***** Listing

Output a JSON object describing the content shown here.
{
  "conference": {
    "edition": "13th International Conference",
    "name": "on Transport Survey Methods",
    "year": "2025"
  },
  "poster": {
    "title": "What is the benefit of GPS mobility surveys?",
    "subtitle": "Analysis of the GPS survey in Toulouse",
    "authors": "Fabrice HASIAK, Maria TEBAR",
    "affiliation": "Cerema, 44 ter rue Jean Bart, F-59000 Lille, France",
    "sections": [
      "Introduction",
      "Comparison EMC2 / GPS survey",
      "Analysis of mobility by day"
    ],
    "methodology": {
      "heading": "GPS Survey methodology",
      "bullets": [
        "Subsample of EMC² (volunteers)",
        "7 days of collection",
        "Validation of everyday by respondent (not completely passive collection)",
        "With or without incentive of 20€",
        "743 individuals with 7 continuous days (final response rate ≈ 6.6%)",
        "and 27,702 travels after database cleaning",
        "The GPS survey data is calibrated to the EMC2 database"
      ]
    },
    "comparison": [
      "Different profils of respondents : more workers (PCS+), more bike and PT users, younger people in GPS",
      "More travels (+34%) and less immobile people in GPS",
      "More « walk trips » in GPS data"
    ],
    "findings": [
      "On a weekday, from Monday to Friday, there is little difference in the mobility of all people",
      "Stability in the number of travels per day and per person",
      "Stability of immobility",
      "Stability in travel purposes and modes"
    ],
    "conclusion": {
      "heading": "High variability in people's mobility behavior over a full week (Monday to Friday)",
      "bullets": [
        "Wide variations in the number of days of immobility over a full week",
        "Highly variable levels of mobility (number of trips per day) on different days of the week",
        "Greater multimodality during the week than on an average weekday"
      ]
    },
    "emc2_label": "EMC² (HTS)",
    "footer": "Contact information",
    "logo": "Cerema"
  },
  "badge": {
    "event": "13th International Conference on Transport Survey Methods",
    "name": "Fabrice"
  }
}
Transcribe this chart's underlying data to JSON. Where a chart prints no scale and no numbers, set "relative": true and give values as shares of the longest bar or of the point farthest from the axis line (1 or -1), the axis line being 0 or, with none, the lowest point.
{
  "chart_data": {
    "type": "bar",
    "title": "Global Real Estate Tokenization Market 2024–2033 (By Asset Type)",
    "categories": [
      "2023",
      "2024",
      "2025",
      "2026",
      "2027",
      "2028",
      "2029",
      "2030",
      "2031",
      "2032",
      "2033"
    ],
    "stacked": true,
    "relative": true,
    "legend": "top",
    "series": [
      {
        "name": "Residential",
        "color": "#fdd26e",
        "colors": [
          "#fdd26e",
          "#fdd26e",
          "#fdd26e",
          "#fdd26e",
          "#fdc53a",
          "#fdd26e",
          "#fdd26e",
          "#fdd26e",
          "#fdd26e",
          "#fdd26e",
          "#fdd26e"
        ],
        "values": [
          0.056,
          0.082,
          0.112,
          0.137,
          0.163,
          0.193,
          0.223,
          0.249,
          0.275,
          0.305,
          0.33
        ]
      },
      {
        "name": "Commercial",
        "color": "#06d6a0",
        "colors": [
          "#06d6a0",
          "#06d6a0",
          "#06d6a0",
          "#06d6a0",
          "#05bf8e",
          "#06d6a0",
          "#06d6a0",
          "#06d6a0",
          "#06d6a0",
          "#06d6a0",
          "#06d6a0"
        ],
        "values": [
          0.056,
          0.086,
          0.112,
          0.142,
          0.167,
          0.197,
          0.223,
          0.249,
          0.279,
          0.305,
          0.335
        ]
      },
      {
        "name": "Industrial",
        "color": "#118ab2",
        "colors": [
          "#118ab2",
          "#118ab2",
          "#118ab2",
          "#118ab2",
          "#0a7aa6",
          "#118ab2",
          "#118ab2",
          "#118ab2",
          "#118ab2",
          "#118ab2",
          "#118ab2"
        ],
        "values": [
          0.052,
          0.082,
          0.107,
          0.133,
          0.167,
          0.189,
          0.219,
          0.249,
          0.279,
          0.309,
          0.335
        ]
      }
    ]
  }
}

**********

→ **Task description**
From the entries above, copy out every line where the string "weekday" appears.

→ **Written reply**
      "On a weekday, from Monday to Friday, there is little difference in the mobility of all people",
        "Greater multimodality during the week than on an average weekday"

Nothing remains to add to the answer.